PROBLEM STATEMENT: Gather every line that includes the word "structure", please.

>>>>

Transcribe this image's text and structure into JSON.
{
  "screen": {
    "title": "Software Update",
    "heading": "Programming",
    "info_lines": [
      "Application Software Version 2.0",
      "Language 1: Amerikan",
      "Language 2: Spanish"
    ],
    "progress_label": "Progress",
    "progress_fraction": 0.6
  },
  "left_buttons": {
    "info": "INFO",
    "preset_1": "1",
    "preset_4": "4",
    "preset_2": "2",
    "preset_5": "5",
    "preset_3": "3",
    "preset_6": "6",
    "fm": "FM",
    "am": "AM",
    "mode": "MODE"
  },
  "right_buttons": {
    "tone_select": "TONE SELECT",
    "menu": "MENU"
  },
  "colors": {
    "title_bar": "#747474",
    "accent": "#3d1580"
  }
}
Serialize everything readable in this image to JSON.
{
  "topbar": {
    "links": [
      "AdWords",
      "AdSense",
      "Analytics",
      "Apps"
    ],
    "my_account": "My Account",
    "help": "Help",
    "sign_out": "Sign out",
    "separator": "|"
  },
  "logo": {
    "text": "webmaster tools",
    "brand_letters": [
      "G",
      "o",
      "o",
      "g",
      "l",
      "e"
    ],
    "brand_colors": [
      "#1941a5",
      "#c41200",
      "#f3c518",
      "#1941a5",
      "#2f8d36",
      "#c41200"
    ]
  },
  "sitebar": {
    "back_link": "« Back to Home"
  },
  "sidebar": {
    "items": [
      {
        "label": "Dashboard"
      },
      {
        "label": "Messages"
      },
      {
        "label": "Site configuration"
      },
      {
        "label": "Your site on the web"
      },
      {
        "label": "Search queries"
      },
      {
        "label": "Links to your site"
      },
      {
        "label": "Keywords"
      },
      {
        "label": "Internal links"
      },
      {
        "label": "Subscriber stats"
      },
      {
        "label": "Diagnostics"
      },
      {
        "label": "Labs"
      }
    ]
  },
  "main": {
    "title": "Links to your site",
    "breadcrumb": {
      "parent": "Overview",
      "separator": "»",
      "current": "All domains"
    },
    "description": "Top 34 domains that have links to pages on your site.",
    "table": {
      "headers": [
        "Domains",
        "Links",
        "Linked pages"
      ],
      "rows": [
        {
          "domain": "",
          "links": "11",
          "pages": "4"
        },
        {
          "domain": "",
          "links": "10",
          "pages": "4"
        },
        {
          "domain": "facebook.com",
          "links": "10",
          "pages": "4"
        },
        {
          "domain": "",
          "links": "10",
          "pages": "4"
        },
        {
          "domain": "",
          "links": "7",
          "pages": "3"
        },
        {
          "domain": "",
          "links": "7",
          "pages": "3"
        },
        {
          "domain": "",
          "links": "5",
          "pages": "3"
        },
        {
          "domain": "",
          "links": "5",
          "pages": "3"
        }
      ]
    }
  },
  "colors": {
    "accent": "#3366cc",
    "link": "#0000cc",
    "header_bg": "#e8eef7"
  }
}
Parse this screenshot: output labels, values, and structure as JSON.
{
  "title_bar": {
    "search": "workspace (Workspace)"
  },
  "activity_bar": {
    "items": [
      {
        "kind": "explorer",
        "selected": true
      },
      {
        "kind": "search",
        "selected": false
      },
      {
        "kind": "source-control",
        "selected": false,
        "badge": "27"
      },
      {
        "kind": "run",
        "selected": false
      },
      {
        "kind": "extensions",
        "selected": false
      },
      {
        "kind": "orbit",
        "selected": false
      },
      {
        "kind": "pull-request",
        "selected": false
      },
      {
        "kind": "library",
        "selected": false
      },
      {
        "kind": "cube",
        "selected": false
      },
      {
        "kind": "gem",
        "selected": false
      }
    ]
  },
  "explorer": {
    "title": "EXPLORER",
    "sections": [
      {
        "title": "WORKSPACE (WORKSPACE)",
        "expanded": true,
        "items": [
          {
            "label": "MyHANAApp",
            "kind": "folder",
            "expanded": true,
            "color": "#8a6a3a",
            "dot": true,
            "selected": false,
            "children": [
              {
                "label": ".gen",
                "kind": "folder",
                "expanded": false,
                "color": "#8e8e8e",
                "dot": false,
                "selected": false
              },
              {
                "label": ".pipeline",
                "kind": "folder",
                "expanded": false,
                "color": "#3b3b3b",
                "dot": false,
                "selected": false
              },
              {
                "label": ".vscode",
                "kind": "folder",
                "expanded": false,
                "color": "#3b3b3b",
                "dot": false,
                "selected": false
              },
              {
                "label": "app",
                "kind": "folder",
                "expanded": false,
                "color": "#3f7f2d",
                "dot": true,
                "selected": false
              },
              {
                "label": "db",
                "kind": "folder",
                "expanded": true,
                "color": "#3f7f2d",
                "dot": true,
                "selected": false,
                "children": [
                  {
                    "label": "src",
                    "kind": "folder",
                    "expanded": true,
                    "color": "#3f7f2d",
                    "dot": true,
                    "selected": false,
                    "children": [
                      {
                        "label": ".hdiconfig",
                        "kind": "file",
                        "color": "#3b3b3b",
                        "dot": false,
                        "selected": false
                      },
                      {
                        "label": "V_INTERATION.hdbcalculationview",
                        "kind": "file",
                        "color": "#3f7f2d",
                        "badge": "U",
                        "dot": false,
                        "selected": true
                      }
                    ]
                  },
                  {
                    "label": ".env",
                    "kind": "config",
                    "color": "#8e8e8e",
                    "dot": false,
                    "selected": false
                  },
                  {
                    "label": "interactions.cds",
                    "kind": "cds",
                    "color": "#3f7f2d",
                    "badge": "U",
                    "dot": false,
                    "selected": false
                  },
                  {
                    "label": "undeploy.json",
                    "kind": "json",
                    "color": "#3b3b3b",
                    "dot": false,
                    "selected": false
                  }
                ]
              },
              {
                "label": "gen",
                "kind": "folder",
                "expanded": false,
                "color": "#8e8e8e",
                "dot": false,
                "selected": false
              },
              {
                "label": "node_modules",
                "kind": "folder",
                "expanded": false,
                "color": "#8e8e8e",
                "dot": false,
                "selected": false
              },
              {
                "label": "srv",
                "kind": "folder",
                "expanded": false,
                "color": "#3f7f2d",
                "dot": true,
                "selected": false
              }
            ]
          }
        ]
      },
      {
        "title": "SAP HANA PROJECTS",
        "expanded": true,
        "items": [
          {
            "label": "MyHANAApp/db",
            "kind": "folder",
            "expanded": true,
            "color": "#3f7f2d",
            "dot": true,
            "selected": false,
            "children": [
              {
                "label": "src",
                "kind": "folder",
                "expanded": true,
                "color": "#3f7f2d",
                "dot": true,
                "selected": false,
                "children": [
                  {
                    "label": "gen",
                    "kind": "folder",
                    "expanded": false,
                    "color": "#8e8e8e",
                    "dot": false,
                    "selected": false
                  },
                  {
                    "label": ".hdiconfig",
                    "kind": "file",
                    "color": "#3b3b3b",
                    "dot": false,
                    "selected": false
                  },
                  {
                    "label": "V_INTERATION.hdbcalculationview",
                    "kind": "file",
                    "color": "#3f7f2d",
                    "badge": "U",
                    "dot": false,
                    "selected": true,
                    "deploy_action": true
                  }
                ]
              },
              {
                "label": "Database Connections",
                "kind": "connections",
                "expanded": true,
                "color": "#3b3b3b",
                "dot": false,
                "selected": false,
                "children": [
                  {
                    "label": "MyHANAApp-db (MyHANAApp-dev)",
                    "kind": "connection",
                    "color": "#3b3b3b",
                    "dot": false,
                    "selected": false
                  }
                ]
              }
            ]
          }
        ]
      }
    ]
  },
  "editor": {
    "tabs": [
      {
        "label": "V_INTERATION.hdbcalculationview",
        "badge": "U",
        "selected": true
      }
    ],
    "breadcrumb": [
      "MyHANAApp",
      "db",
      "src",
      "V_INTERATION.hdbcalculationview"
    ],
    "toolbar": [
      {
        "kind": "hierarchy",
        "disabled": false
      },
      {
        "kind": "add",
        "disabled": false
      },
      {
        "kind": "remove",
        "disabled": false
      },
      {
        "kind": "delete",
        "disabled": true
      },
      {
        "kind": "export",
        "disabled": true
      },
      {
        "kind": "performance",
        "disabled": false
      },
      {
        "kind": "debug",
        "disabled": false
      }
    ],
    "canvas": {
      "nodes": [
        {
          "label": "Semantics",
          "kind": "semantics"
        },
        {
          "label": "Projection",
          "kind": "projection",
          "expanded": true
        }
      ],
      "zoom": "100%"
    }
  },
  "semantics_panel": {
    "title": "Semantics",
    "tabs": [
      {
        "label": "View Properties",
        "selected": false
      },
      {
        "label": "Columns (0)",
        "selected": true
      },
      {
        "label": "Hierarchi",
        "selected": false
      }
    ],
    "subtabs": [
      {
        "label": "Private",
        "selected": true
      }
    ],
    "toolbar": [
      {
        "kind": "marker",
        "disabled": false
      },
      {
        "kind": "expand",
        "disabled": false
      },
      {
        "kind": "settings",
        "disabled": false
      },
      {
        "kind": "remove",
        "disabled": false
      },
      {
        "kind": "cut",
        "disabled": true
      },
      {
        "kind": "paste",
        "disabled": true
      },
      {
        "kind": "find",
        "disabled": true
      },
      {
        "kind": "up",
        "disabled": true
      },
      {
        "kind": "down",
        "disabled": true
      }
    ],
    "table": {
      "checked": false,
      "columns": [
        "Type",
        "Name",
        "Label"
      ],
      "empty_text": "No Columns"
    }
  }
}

<<<<

SOLUTION TO THIS EXERCISE:
Transcribe this image's text and structure into JSON.
Parse this screenshot: output labels, values, and structure as JSON.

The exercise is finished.